INSTRUCTIONS FOR THE TASK ->
Give the number of lines in this listing that contain "药品经营许可证", with no other words.

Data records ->
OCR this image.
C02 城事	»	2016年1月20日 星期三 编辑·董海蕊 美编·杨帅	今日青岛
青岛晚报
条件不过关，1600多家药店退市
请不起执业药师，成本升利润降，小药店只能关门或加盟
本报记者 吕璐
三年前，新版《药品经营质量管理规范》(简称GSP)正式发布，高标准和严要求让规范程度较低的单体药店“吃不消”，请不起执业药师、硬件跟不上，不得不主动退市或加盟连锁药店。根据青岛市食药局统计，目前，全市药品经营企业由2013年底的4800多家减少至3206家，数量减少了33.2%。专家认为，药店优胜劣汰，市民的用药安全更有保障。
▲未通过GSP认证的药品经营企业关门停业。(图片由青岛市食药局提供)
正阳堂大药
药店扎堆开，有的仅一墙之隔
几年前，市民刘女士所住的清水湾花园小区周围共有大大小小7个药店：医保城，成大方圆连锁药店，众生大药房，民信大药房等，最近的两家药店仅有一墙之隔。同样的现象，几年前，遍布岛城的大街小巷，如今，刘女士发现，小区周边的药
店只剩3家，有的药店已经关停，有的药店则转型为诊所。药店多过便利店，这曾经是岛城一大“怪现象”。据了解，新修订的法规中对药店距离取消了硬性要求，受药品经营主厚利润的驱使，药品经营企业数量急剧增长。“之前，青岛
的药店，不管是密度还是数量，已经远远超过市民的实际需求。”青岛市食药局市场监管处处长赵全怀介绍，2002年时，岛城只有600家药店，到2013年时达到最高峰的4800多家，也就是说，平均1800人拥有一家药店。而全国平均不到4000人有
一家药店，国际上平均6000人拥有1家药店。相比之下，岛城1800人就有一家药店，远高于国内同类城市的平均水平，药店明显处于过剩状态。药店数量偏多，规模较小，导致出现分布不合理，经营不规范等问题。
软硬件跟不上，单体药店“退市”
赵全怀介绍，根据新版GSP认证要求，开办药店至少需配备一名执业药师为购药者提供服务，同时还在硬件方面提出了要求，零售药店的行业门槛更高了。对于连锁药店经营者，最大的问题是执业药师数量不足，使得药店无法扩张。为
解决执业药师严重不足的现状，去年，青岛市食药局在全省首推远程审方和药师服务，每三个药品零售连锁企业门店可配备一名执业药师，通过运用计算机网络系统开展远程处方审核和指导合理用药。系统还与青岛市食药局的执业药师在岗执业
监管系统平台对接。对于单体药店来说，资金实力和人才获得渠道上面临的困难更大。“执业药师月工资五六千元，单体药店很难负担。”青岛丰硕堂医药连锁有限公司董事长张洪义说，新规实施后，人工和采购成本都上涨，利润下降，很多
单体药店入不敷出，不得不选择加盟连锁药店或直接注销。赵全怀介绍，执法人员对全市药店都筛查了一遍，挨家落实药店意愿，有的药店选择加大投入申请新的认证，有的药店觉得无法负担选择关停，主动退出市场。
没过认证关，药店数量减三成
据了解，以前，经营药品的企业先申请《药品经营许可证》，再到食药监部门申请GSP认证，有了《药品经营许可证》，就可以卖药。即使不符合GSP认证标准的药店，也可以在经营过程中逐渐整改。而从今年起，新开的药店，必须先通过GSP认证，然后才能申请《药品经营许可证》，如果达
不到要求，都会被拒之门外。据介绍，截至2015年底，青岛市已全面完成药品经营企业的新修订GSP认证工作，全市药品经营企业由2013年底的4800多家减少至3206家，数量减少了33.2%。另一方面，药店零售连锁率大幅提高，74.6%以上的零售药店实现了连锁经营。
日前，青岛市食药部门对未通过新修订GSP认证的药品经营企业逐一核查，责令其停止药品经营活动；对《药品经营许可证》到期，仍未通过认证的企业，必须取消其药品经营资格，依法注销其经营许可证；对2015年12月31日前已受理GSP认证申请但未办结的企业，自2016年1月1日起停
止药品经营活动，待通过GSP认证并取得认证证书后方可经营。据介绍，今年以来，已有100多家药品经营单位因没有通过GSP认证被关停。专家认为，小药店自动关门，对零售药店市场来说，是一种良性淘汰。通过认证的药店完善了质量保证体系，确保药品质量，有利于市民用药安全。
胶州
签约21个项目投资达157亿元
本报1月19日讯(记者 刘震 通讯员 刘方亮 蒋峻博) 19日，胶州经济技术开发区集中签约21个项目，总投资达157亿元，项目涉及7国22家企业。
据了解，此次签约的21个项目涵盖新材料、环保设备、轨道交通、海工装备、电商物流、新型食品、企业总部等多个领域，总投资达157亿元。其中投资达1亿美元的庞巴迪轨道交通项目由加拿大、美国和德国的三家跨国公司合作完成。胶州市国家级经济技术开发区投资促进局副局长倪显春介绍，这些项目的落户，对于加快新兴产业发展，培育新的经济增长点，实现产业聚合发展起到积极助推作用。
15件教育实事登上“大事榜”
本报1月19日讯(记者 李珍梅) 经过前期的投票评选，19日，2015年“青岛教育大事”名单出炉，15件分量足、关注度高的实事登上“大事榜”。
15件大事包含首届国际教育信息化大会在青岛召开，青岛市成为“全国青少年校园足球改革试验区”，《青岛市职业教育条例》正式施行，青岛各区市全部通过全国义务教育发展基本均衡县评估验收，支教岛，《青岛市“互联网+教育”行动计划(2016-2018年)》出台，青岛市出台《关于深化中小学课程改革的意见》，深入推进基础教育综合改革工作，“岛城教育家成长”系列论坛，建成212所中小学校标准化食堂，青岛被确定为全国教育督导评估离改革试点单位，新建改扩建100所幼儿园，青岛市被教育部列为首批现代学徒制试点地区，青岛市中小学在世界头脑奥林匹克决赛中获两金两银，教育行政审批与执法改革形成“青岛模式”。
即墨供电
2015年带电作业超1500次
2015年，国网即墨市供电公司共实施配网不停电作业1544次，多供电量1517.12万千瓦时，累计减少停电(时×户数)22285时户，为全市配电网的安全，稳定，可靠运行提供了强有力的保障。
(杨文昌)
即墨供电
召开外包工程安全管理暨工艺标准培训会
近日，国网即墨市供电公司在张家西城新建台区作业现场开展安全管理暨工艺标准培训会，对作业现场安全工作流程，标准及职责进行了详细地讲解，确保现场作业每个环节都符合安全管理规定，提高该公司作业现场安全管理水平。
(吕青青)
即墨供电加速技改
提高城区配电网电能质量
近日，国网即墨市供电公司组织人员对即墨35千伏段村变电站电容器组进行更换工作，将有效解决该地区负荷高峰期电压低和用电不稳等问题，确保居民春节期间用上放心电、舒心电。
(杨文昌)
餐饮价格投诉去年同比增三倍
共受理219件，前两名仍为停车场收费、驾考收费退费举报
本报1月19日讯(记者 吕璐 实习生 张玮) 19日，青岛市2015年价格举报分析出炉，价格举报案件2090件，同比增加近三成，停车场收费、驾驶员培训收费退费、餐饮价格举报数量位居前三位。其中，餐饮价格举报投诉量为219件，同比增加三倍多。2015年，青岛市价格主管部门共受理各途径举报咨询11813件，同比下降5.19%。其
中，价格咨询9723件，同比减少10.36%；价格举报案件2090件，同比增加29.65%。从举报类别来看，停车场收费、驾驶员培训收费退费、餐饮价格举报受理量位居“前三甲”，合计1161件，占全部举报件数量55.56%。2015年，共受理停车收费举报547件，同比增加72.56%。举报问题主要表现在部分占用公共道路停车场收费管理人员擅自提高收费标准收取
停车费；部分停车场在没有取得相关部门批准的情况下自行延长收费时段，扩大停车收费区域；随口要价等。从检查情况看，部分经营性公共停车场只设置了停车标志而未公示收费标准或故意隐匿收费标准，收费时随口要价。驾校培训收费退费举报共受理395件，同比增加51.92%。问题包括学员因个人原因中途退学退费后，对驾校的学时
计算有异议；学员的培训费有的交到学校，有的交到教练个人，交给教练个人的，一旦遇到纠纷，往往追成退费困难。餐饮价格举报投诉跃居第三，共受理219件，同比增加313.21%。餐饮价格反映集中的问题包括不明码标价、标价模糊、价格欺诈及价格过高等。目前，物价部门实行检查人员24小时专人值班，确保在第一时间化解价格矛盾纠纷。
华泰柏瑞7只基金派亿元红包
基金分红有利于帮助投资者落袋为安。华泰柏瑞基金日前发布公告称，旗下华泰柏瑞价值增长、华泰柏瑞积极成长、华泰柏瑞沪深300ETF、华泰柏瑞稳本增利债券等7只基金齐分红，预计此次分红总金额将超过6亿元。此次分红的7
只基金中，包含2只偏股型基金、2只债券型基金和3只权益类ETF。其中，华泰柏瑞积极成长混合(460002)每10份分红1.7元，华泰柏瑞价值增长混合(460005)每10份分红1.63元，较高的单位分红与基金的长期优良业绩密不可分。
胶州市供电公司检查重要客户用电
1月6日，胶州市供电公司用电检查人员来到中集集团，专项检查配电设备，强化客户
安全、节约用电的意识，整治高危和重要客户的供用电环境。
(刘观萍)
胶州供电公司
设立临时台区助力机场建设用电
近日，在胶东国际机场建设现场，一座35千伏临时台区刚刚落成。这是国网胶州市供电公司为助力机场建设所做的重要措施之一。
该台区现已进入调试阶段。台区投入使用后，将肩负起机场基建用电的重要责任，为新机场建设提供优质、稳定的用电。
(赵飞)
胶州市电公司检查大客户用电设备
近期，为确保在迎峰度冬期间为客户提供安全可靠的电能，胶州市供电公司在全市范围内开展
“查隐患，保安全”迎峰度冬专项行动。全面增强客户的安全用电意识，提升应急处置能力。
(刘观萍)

SOLUTION FOR THIS TASK ->
2